#### Records for processing

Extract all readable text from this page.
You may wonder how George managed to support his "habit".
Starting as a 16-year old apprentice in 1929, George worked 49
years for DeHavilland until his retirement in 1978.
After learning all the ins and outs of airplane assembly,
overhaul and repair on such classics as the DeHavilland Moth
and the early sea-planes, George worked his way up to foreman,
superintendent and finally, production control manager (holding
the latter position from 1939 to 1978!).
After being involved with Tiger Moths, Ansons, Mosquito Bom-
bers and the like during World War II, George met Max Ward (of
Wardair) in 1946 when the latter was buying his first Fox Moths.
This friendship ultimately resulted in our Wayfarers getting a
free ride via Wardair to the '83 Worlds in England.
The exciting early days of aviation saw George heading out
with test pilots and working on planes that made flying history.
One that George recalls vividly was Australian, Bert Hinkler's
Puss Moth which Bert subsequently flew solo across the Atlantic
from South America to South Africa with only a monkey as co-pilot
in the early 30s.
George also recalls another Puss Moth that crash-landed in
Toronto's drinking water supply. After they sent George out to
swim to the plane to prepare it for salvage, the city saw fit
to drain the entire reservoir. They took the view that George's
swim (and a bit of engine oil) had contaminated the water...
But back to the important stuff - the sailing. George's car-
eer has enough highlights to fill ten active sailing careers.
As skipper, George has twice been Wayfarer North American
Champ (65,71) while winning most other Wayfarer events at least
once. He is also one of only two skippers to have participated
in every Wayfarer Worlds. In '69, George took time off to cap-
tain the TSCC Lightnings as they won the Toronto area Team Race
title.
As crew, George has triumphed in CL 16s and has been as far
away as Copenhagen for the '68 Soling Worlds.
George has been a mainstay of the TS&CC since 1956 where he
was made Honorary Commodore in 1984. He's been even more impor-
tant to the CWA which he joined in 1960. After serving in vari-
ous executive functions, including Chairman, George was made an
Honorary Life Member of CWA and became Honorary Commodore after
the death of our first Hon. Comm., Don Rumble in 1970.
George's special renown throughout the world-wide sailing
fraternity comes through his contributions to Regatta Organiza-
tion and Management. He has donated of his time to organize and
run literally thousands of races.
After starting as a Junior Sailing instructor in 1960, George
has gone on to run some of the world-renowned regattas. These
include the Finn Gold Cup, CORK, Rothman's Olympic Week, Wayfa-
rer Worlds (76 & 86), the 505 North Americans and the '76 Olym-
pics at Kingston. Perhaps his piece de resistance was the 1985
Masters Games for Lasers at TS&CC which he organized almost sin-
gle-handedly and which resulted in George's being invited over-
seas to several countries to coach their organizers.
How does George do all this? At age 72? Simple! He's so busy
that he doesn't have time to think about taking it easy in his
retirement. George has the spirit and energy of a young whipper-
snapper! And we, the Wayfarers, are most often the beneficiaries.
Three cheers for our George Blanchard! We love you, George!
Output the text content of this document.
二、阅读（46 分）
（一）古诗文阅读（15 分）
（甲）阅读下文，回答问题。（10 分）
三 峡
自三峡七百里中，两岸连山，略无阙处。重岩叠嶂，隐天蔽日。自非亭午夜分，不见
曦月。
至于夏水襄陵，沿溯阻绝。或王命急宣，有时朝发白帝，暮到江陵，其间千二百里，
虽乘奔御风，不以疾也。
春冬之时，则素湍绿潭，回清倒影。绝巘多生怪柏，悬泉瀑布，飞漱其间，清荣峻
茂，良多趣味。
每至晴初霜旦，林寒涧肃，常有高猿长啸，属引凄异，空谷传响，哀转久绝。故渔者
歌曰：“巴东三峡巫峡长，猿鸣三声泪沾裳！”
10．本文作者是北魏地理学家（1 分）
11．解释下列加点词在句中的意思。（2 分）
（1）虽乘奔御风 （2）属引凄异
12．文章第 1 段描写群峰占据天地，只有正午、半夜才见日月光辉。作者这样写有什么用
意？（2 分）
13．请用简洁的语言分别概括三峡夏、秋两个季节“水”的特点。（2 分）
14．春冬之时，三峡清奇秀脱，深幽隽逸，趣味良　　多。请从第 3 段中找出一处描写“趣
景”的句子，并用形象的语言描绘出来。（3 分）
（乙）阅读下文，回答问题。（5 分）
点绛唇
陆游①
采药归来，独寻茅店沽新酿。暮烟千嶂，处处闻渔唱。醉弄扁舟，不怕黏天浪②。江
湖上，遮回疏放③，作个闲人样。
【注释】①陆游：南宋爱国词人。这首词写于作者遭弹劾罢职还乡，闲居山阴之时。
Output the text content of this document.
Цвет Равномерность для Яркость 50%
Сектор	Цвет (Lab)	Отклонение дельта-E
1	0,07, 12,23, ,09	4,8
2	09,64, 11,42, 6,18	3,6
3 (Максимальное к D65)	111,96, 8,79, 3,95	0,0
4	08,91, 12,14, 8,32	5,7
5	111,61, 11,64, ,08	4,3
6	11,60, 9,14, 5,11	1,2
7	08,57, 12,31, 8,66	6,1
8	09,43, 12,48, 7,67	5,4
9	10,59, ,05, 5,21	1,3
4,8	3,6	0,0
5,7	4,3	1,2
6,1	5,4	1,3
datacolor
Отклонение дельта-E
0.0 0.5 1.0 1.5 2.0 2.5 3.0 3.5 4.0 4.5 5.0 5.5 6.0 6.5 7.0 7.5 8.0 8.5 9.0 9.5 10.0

########

In the records above, find each line that holds the word "water"; copy all such lines.

*Complete answer:*
Toronto's drinking water supply. After they sent George out to
swim (and a bit of engine oil) had contaminated the water...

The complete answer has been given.